INPUT MATERIAL:
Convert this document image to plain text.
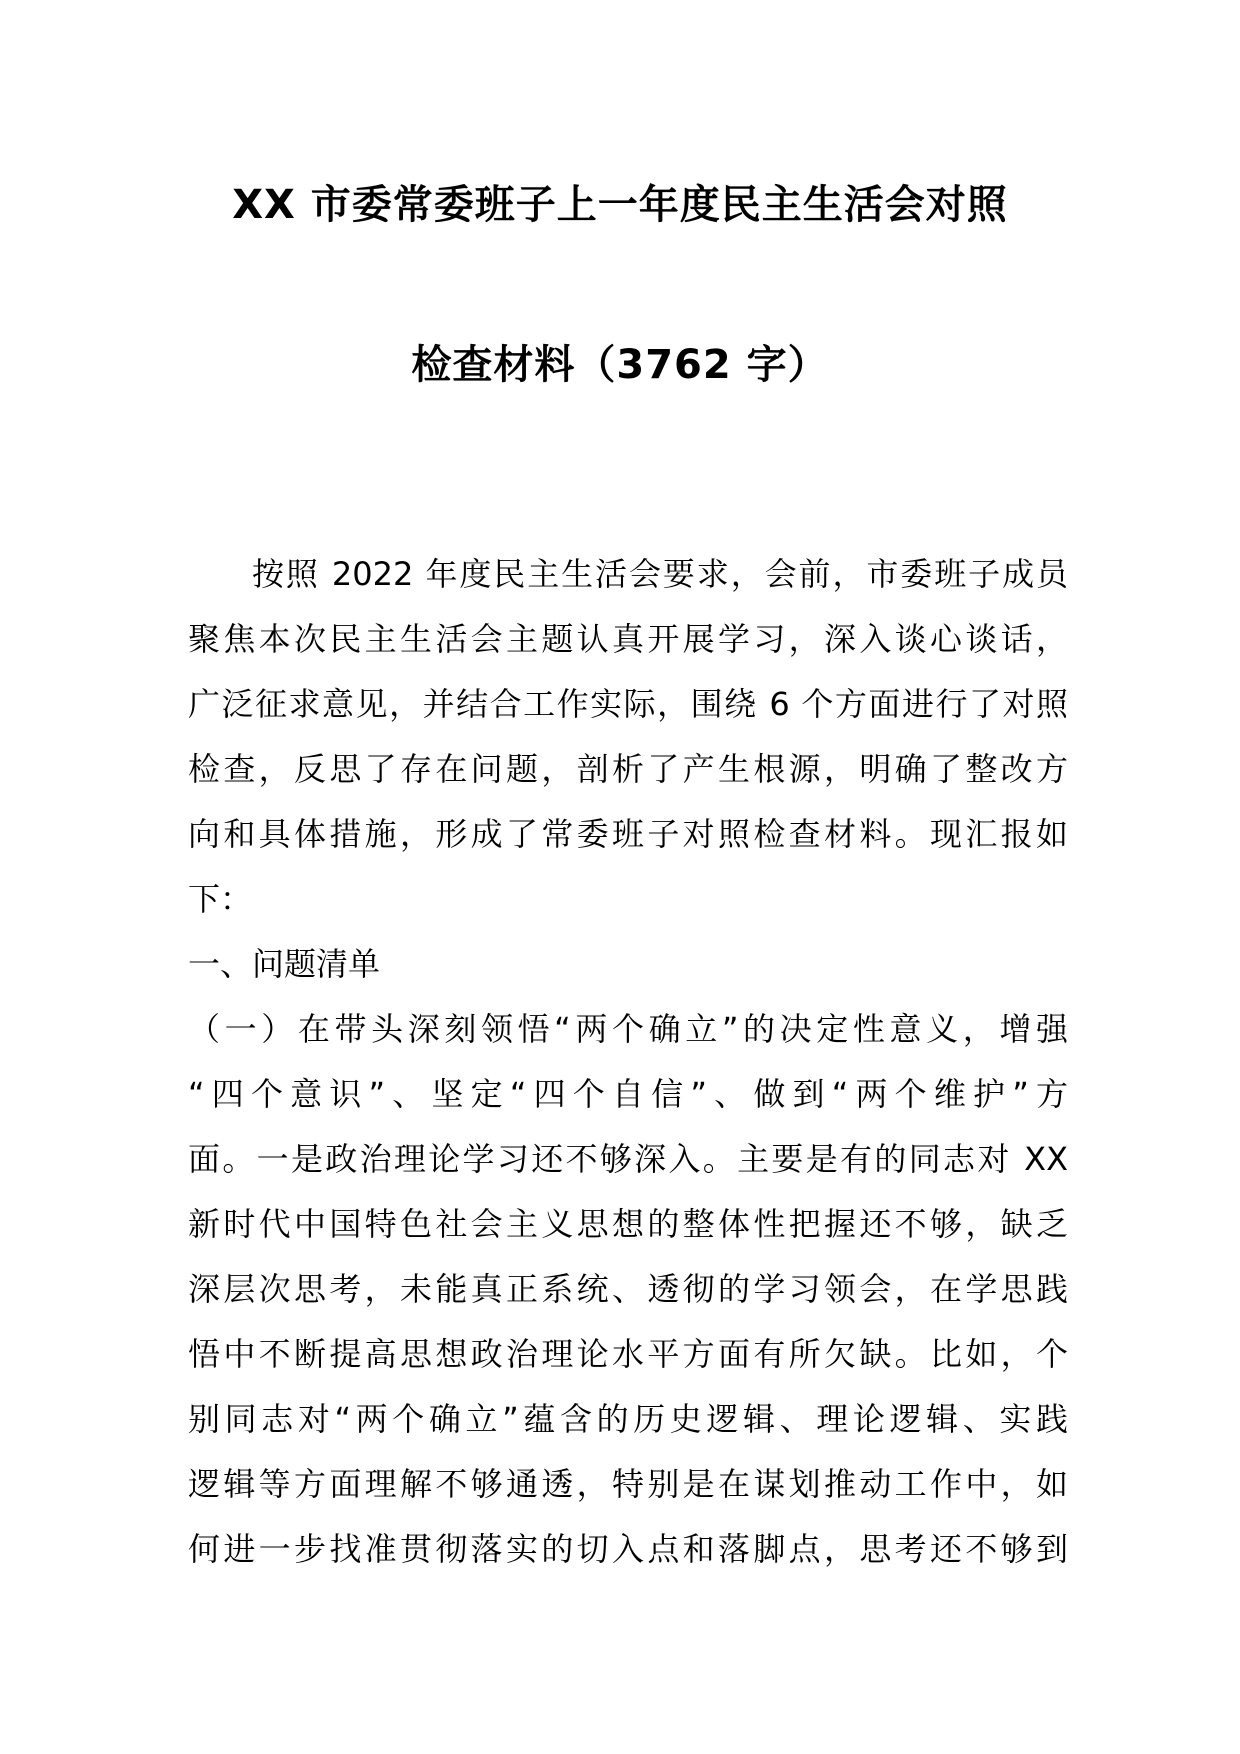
XX 市委常委班子上一年度民主生活会对照
检查材料（3762 字）
按照 2022 年度民主生活会要求，会前，市委班子成员
聚焦本次民主生活会主题认真开展学习，深入谈心谈话，
广泛征求意见，并结合工作实际，围绕 6 个方面进行了对照
检查，反思了存在问题，剖析了产生根源，明确了整改方
向和具体措施，形成了常委班子对照检查材料。现汇报如
下：
一、问题清单
（一）在带头深刻领悟“两个确立”的决定性意义，增强
“四个意识”、坚定“四个自信”、做到“两个维护”方
面。一是政治理论学习还不够深入。主要是有的同志对 XX
新时代中国特色社会主义思想的整体性把握还不够，缺乏
深层次思考，未能真正系统、透彻的学习领会，在学思践
悟中不断提高思想政治理论水平方面有所欠缺。比如，个
别同志对“两个确立”蕴含的历史逻辑、理论逻辑、实践
逻辑等方面理解不够通透，特别是在谋划推动工作中，如
何进一步找准贯彻落实的切入点和落脚点，思考还不够到
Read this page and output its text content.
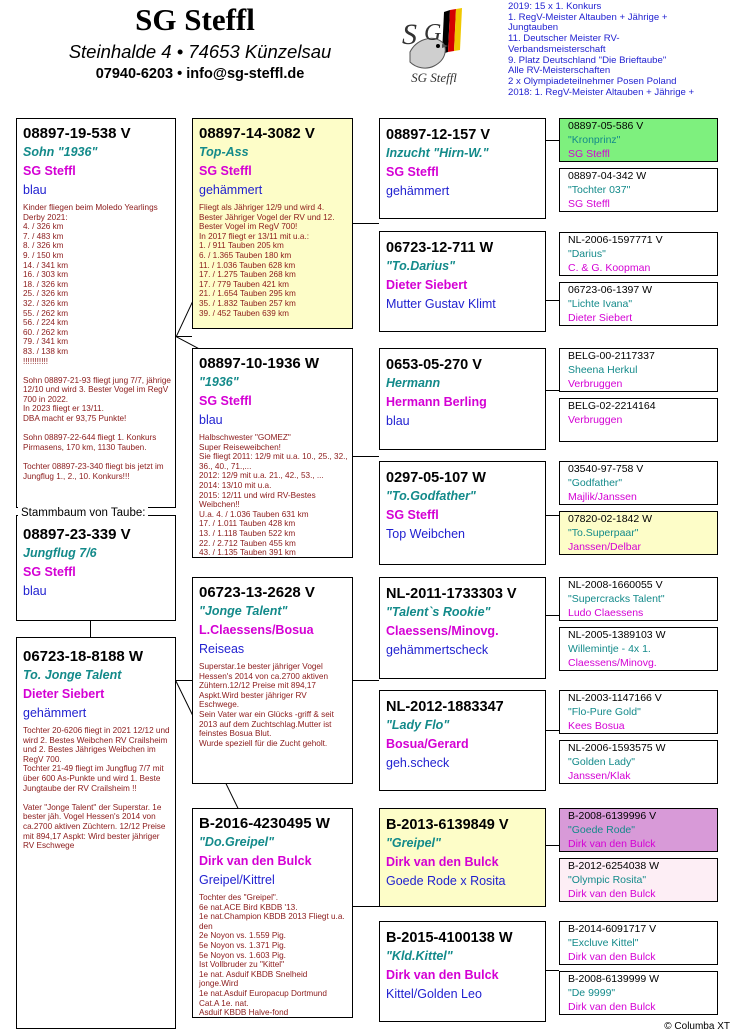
SG Steffl
Steinhalde 4 • 74653 Künzelsau
07940-6203 • info@sg-steffl.de
S G
SG Steffl
2019: 15 x 1. Konkurs
1. RegV-Meister Altauben + Jährige +
Jungtauben
11. Deutscher Meister RV-
Verbandsmeisterschaft
9. Platz Deutschland "Die Brieftaube"
Alle RV-Meisterschaften
2 x Olympiadeteilnehmer Posen Poland
2018: 1. RegV-Meister Altauben + Jährige +
08897-19-538 V
Sohn "1936"
SG Steffl
blau
Kinder fliegen beim Moledo Yearlings Derby 2021:
4. / 326 km
7. / 483 km
8. / 326 km
9. / 150 km
14. / 341 km
16. / 303 km
18. / 326 km
25. / 326 km
32. / 326 km
55. / 262 km
56. / 224 km
60. / 262 km
79. / 341 km
83. / 138 km
!!!!!!!!!!!

Sohn 08897-21-93 fliegt jung 7/7, jährige 12/10 und wird 3. Bester Vogel im RegV 700 in 2022.
In 2023 fliegt er 13/11.
DBA macht er 93,75 Punkte!

Sohn 08897-22-644 fliegt 1. Konkurs Pirmasens, 170 km, 1130 Tauben.

Tochter 08897-23-340 fliegt bis jetzt im Jungflug 1., 2., 10. Konkurs!!!
08897-23-339 V
Jungflug 7/6
SG Steffl
blau
Stammbaum von Taube:
06723-18-8188 W
To. Jonge Talent
Dieter Siebert
gehämmert
Tochter 20-6206 fliegt in 2021 12/12 und wird 2. Bestes Weibchen RV Crailsheim und 2. Bestes Jähriges Weibchen im RegV 700.
Tochter 21-49 fliegt im Jungflug 7/7 mit über 600 As-Punkte und wird 1. Beste Jungtaube der RV Crailsheim !!

Vater "Jonge Talent" der Superstar. 1e bester jäh. Vogel Hessen's 2014 von ca.2700 aktiven Züchtern. 12/12 Preise mit 894,17 Aspkt: Wird bester jähriger RV Eschwege
08897-14-3082 V
Top-Ass
SG Steffl
gehämmert
Fliegt als Jähriger 12/9 und wird 4. Bester Jähriger Vogel der RV und 12. Bester Vogel im RegV 700!
In 2017 fliegt er 13/11 mit u.a.:
1. / 911 Tauben 205 km
6. / 1.365 Tauben 180 km
11. / 1.036 Tauben 628 km
17. / 1.275 Tauben 268 km
17. / 779 Tauben 421 km
21. / 1.654 Tauben 295 km
35. / 1.832 Tauben 257 km
39. / 452 Tauben 639 km
08897-10-1936 W
"1936"
SG Steffl
blau
Halbschwester "GOMEZ"
Super Reiseweibchen!
Sie fliegt 2011: 12/9 mit u.a. 10., 25., 32., 36., 40., 71.,...
2012: 12/9 mit u.a. 21., 42., 53., ...
2014: 13/10 mit u.a.
2015: 12/11 und wird RV-Bestes Weibchen!!
U.a. 4. / 1.036 Tauben 631 km
17. / 1.011 Tauben 428 km
13. / 1.118 Tauben 522 km
22. / 2.712 Tauben 455 km
43. / 1.135 Tauben 391 km
06723-13-2628 V
"Jonge Talent"
L.Claessens/Bosua
Reiseas
Superstar.1e bester jähriger Vogel Hessen's 2014 von ca.2700 aktiven Zühtern.12/12 Preise mit 894,17 Aspkt.Wird bester jähriger RV Eschwege.
Sein Vater war ein Glücks -griff & seit 2013 auf dem Zuchtschlag.Mutter ist feinstes Bosua Blut.
Wurde speziell für die Zucht geholt.
B-2016-4230495 W
"Do.Greipel"
Dirk van den Bulck
Greipel/Kittrel
Tochter des "Greipel".
6e nat.ACE Bird KBDB '13.
1e nat.Champion KBDB 2013 Fliegt u.a. den
2e Noyon vs. 1.559 Pig.
5e Noyon vs. 1.371 Pig.
5e Noyon vs. 1.603 Pig.
Ist Vollbruder zu "Kittel"
1e nat. Asduif KBDB Snelheid jonge.Wird
1e nat.Asduif Europacup Dortmund Cat.A 1e. nat.
Asduif KBDB Halve-fond
08897-12-157 V
Inzucht "Hirn-W."
SG Steffl
gehämmert
06723-12-711 W
"To.Darius"
Dieter Siebert
Mutter Gustav Klimt
0653-05-270 V
Hermann
Hermann Berling
blau
0297-05-107 W
"To.Godfather"
SG Steffl
Top Weibchen
NL-2011-1733303 V
"Talent`s Rookie"
Claessens/Minovg.
gehämmertscheck
NL-2012-1883347
"Lady Flo"
Bosua/Gerard
geh.scheck
B-2013-6139849 V
"Greipel"
Dirk van den Bulck
Goede Rode x Rosita
B-2015-4100138 W
"Kld.Kittel"
Dirk van den Bulck
Kittel/Golden Leo
08897-05-586 V
"Kronprinz"
SG Steffl
08897-04-342 W
"Tochter 037"
SG Steffl
NL-2006-1597771 V
"Darius"
C. & G. Koopman
06723-06-1397 W
"Lichte Ivana"
Dieter Siebert
BELG-00-2117337
Sheena Herkul
Verbruggen
BELG-02-2214164
Verbruggen
03540-97-758 V
"Godfather"
Majlik/Janssen
07820-02-1842 W
"To.Superpaar"
Janssen/Delbar
NL-2008-1660055 V
"Supercracks Talent"
Ludo Claessens
NL-2005-1389103 W
Willemintje - 4x 1.
Claessens/Minovg.
NL-2003-1147166 V
"Flo-Pure Gold"
Kees Bosua
NL-2006-1593575 W
"Golden Lady"
Janssen/Klak
B-2008-6139996 V
"Goede Rode"
Dirk van den Bulck
B-2012-6254038 W
"Olympic Rosita"
Dirk van den Bulck
B-2014-6091717 V
"Excluve Kittel"
Dirk van den Bulck
B-2008-6139999 W
"De 9999"
Dirk van den Bulck
© Columba XT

TASK REQUIREMENTS:
Locate each line with the word "Preise" and copy it.

THE REPLY:
Vater "Jonge Talent" der Superstar. 1e bester jäh. Vogel Hessen's 2014 von ca.2700 aktiven Züchtern. 12/12 Preise mit 894,17 Aspkt: Wird bester jähriger RV Eschwege
Superstar.1e bester jähriger Vogel Hessen's 2014 von ca.2700 aktiven Zühtern.12/12 Preise mit 894,17 Aspkt.Wird bester jähriger RV Eschwege.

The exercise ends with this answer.